#### EXERCISE BRIEF
Transcribe the listing that follows in full, omitting pictures.

(Dataset records on visual material)
----

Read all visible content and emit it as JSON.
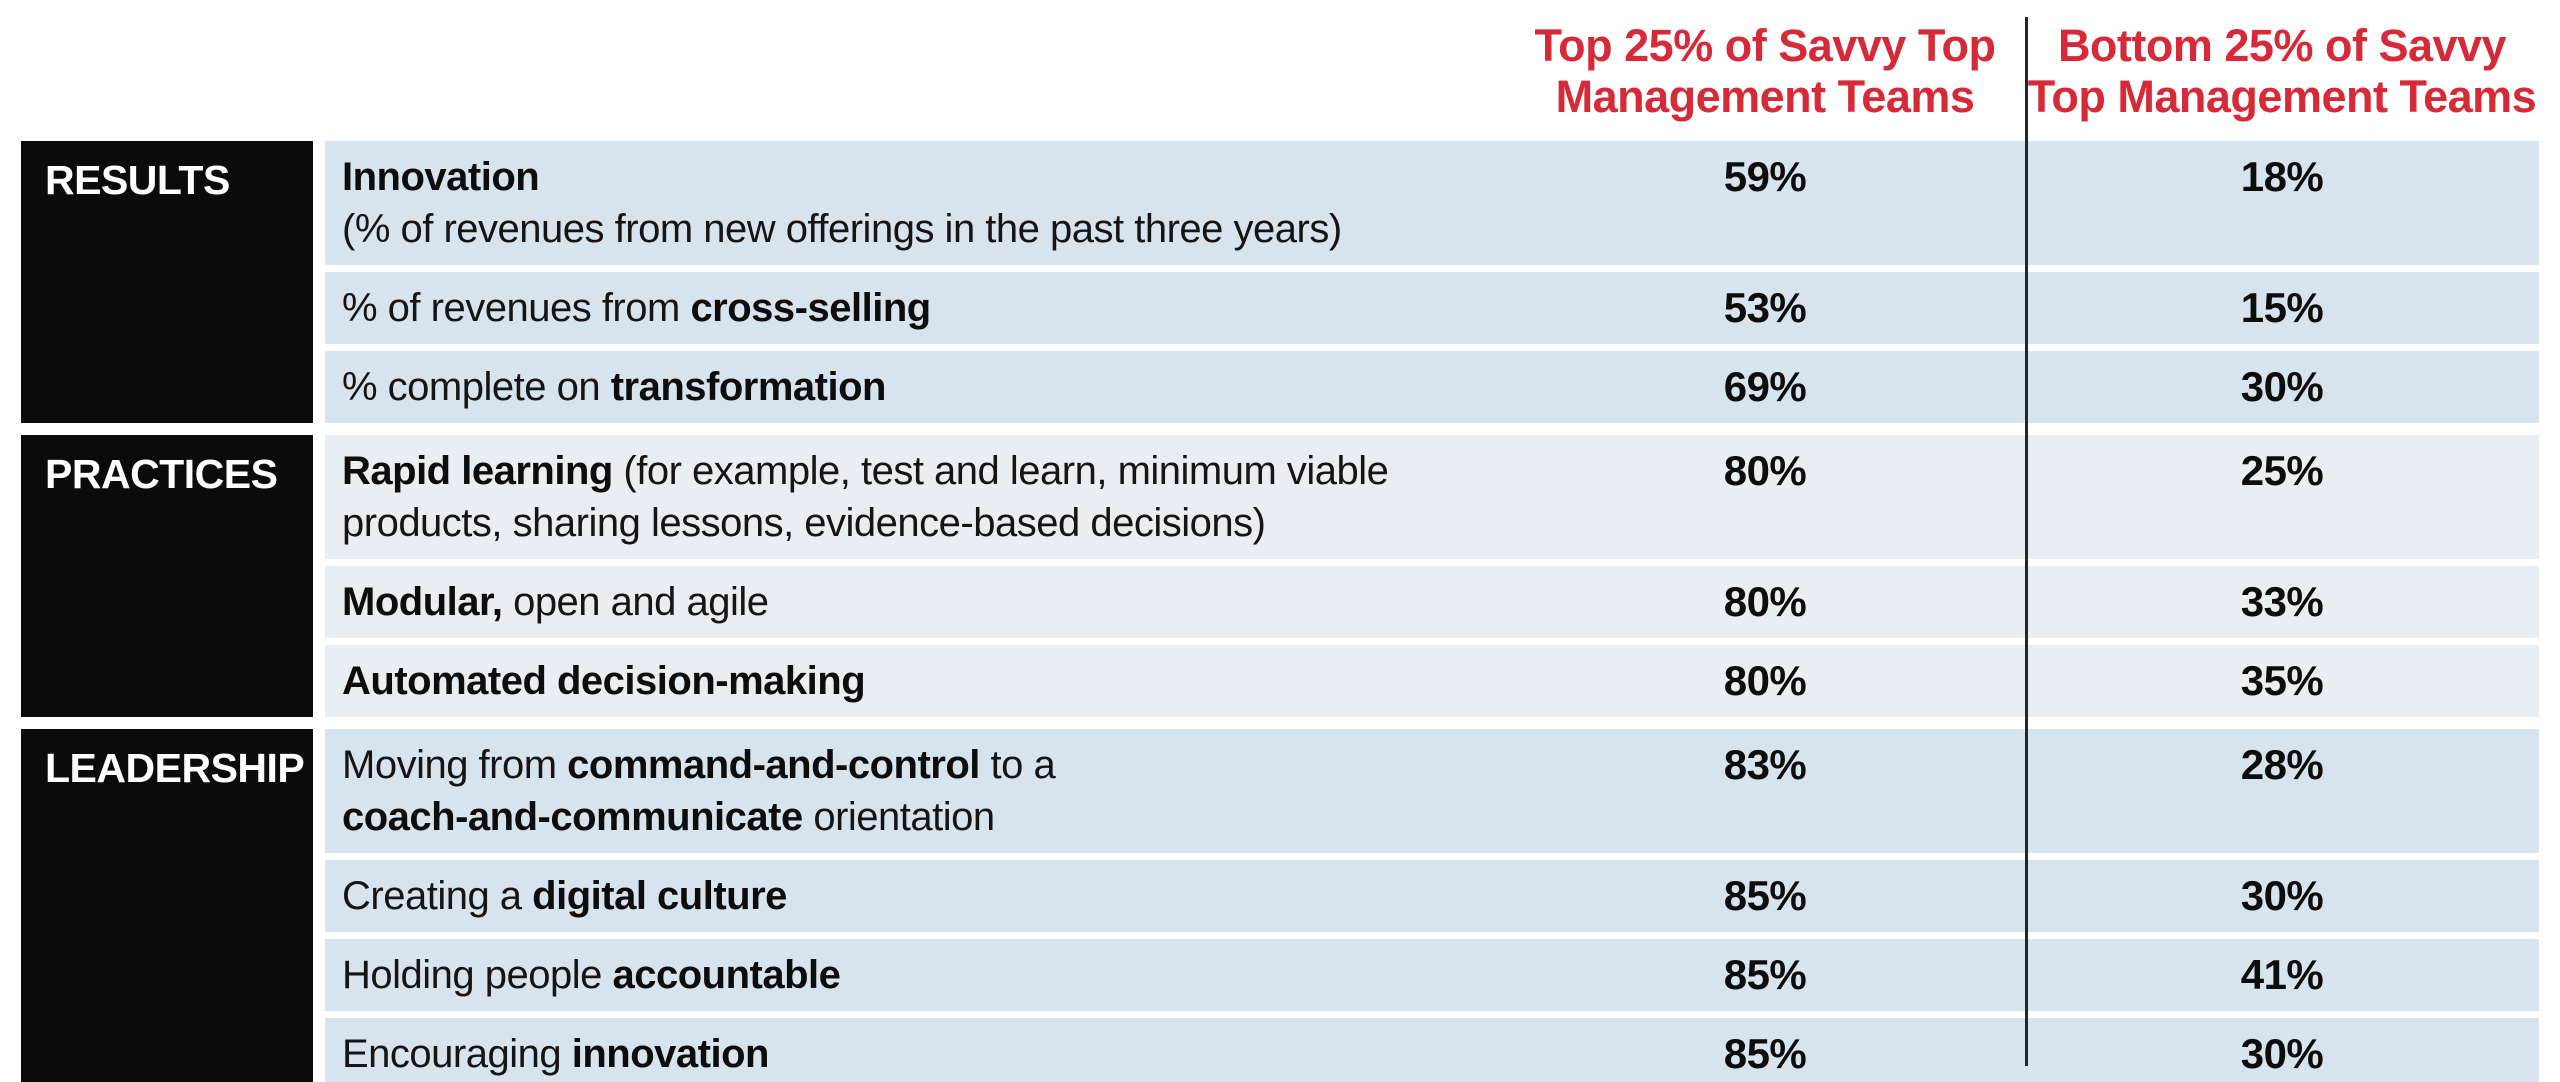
{
  "colors": {
    "accent_red": "#d62a38",
    "section_box_black": "#0b0b0b",
    "divider_line": "#24262a",
    "results_row_bg": "#d7e3ed",
    "practices_row_bg": "#e9eef3",
    "leadership_row_bg": "#d7e3ed",
    "row_text": "#151515",
    "page_bg": "#ffffff"
  },
  "table": {
    "header": {
      "col1_lines": [
        "Top 25% of Savvy Top",
        "Management Teams"
      ],
      "col2_lines": [
        "Bottom 25% of Savvy",
        "Top Management Teams"
      ]
    },
    "sections": [
      {
        "label": "RESULTS",
        "row_bg": "#d7e3ed",
        "rows": [
          {
            "tall": true,
            "segments": [
              {
                "t": "Innovation",
                "b": true
              },
              {
                "br": true
              },
              {
                "t": "(% of revenues from new offerings in the past three years)",
                "b": false
              }
            ],
            "values": [
              "59%",
              "18%"
            ]
          },
          {
            "tall": false,
            "segments": [
              {
                "t": "% of revenues from ",
                "b": false
              },
              {
                "t": "cross-selling",
                "b": true
              }
            ],
            "values": [
              "53%",
              "15%"
            ]
          },
          {
            "tall": false,
            "segments": [
              {
                "t": "% complete on ",
                "b": false
              },
              {
                "t": "transformation",
                "b": true
              }
            ],
            "values": [
              "69%",
              "30%"
            ]
          }
        ]
      },
      {
        "label": "PRACTICES",
        "row_bg": "#e9eef3",
        "rows": [
          {
            "tall": true,
            "segments": [
              {
                "t": "Rapid learning",
                "b": true
              },
              {
                "t": " (for example, test and learn, minimum viable",
                "b": false
              },
              {
                "br": true
              },
              {
                "t": "products, sharing lessons, evidence-based decisions)",
                "b": false
              }
            ],
            "values": [
              "80%",
              "25%"
            ]
          },
          {
            "tall": false,
            "segments": [
              {
                "t": "Modular,",
                "b": true
              },
              {
                "t": " open and agile",
                "b": false
              }
            ],
            "values": [
              "80%",
              "33%"
            ]
          },
          {
            "tall": false,
            "segments": [
              {
                "t": "Automated decision-making",
                "b": true
              }
            ],
            "values": [
              "80%",
              "35%"
            ]
          }
        ]
      },
      {
        "label": "LEADERSHIP",
        "row_bg": "#d7e3ed",
        "rows": [
          {
            "tall": true,
            "segments": [
              {
                "t": "Moving from ",
                "b": false
              },
              {
                "t": "command-and-control",
                "b": true
              },
              {
                "t": " to a",
                "b": false
              },
              {
                "br": true
              },
              {
                "t": "coach-and-communicate",
                "b": true
              },
              {
                "t": " orientation",
                "b": false
              }
            ],
            "values": [
              "83%",
              "28%"
            ]
          },
          {
            "tall": false,
            "segments": [
              {
                "t": "Creating a ",
                "b": false
              },
              {
                "t": "digital culture",
                "b": true
              }
            ],
            "values": [
              "85%",
              "30%"
            ]
          },
          {
            "tall": false,
            "segments": [
              {
                "t": "Holding people ",
                "b": false
              },
              {
                "t": "accountable",
                "b": true
              }
            ],
            "values": [
              "85%",
              "41%"
            ]
          },
          {
            "tall": false,
            "segments": [
              {
                "t": "Encouraging ",
                "b": false
              },
              {
                "t": "innovation",
                "b": true
              }
            ],
            "values": [
              "85%",
              "30%"
            ]
          }
        ]
      }
    ]
  },
  "chart_data": {
    "type": "table",
    "title": "",
    "columns": [
      "Section",
      "Item",
      "Top 25% of Savvy Top Management Teams",
      "Bottom 25% of Savvy Top Management Teams"
    ],
    "rows": [
      [
        "RESULTS",
        "Innovation (% of revenues from new offerings in the past three years)",
        "59%",
        "18%"
      ],
      [
        "RESULTS",
        "% of revenues from cross-selling",
        "53%",
        "15%"
      ],
      [
        "RESULTS",
        "% complete on transformation",
        "69%",
        "30%"
      ],
      [
        "PRACTICES",
        "Rapid learning (for example, test and learn, minimum viable products, sharing lessons, evidence-based decisions)",
        "80%",
        "25%"
      ],
      [
        "PRACTICES",
        "Modular, open and agile",
        "80%",
        "33%"
      ],
      [
        "PRACTICES",
        "Automated decision-making",
        "80%",
        "35%"
      ],
      [
        "LEADERSHIP",
        "Moving from command-and-control to a coach-and-communicate orientation",
        "83%",
        "28%"
      ],
      [
        "LEADERSHIP",
        "Creating a digital culture",
        "85%",
        "30%"
      ],
      [
        "LEADERSHIP",
        "Holding people accountable",
        "85%",
        "41%"
      ],
      [
        "LEADERSHIP",
        "Encouraging innovation",
        "85%",
        "30%"
      ]
    ],
    "series": [
      {
        "name": "Top 25% of Savvy Top Management Teams",
        "values": [
          59,
          53,
          69,
          80,
          80,
          80,
          83,
          85,
          85,
          85
        ]
      },
      {
        "name": "Bottom 25% of Savvy Top Management Teams",
        "values": [
          18,
          15,
          30,
          25,
          33,
          35,
          28,
          30,
          41,
          30
        ]
      }
    ]
  }
}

----

#### RESPONSE TO THIS EXERCISE
Read all visible content and emit it as JSON.
{
  "colors": {
    "accent_red": "#d62a38",
    "section_box_black": "#0b0b0b",
    "divider_line": "#24262a",
    "results_row_bg": "#d7e3ed",
    "practices_row_bg": "#e9eef3",
    "leadership_row_bg": "#d7e3ed",
    "row_text": "#151515",
    "page_bg": "#ffffff"
  },
  "table": {
    "header": {
      "col1_lines": [
        "Top 25% of Savvy Top",
        "Management Teams"
      ],
      "col2_lines": [
        "Bottom 25% of Savvy",
        "Top Management Teams"
      ]
    },
    "sections": [
      {
        "label": "RESULTS",
        "row_bg": "#d7e3ed",
        "rows": [
          {
            "tall": true,
            "segments": [
              {
                "t": "Innovation",
                "b": true
              },
              {
                "br": true
              },
              {
                "t": "(% of revenues from new offerings in the past three years)",
                "b": false
              }
            ],
            "values": [
              "59%",
              "18%"
            ]
          },
          {
            "tall": false,
            "segments": [
              {
                "t": "% of revenues from ",
                "b": false
              },
              {
                "t": "cross-selling",
                "b": true
              }
            ],
            "values": [
              "53%",
              "15%"
            ]
          },
          {
            "tall": false,
            "segments": [
              {
                "t": "% complete on ",
                "b": false
              },
              {
                "t": "transformation",
                "b": true
              }
            ],
            "values": [
              "69%",
              "30%"
            ]
          }
        ]
      },
      {
        "label": "PRACTICES",
        "row_bg": "#e9eef3",
        "rows": [
          {
            "tall": true,
            "segments": [
              {
                "t": "Rapid learning",
                "b": true
              },
              {
                "t": " (for example, test and learn, minimum viable",
                "b": false
              },
              {
                "br": true
              },
              {
                "t": "products, sharing lessons, evidence-based decisions)",
                "b": false
              }
            ],
            "values": [
              "80%",
              "25%"
            ]
          },
          {
            "tall": false,
            "segments": [
              {
                "t": "Modular,",
                "b": true
              },
              {
                "t": " open and agile",
                "b": false
              }
            ],
            "values": [
              "80%",
              "33%"
            ]
          },
          {
            "tall": false,
            "segments": [
              {
                "t": "Automated decision-making",
                "b": true
              }
            ],
            "values": [
              "80%",
              "35%"
            ]
          }
        ]
      },
      {
        "label": "LEADERSHIP",
        "row_bg": "#d7e3ed",
        "rows": [
          {
            "tall": true,
            "segments": [
              {
                "t": "Moving from ",
                "b": false
              },
              {
                "t": "command-and-control",
                "b": true
              },
              {
                "t": " to a",
                "b": false
              },
              {
                "br": true
              },
              {
                "t": "coach-and-communicate",
                "b": true
              },
              {
                "t": " orientation",
                "b": false
              }
            ],
            "values": [
              "83%",
              "28%"
            ]
          },
          {
            "tall": false,
            "segments": [
              {
                "t": "Creating a ",
                "b": false
              },
              {
                "t": "digital culture",
                "b": true
              }
            ],
            "values": [
              "85%",
              "30%"
            ]
          },
          {
            "tall": false,
            "segments": [
              {
                "t": "Holding people ",
                "b": false
              },
              {
                "t": "accountable",
                "b": true
              }
            ],
            "values": [
              "85%",
              "41%"
            ]
          },
          {
            "tall": false,
            "segments": [
              {
                "t": "Encouraging ",
                "b": false
              },
              {
                "t": "innovation",
                "b": true
              }
            ],
            "values": [
              "85%",
              "30%"
            ]
          }
        ]
      }
    ]
  },
  "chart_data": {
    "type": "table",
    "title": "",
    "columns": [
      "Section",
      "Item",
      "Top 25% of Savvy Top Management Teams",
      "Bottom 25% of Savvy Top Management Teams"
    ],
    "rows": [
      [
        "RESULTS",
        "Innovation (% of revenues from new offerings in the past three years)",
        "59%",
        "18%"
      ],
      [
        "RESULTS",
        "% of revenues from cross-selling",
        "53%",
        "15%"
      ],
      [
        "RESULTS",
        "% complete on transformation",
        "69%",
        "30%"
      ],
      [
        "PRACTICES",
        "Rapid learning (for example, test and learn, minimum viable products, sharing lessons, evidence-based decisions)",
        "80%",
        "25%"
      ],
      [
        "PRACTICES",
        "Modular, open and agile",
        "80%",
        "33%"
      ],
      [
        "PRACTICES",
        "Automated decision-making",
        "80%",
        "35%"
      ],
      [
        "LEADERSHIP",
        "Moving from command-and-control to a coach-and-communicate orientation",
        "83%",
        "28%"
      ],
      [
        "LEADERSHIP",
        "Creating a digital culture",
        "85%",
        "30%"
      ],
      [
        "LEADERSHIP",
        "Holding people accountable",
        "85%",
        "41%"
      ],
      [
        "LEADERSHIP",
        "Encouraging innovation",
        "85%",
        "30%"
      ]
    ],
    "series": [
      {
        "name": "Top 25% of Savvy Top Management Teams",
        "values": [
          59,
          53,
          69,
          80,
          80,
          80,
          83,
          85,
          85,
          85
        ]
      },
      {
        "name": "Bottom 25% of Savvy Top Management Teams",
        "values": [
          18,
          15,
          30,
          25,
          33,
          35,
          28,
          30,
          41,
          30
        ]
      }
    ]
  }
}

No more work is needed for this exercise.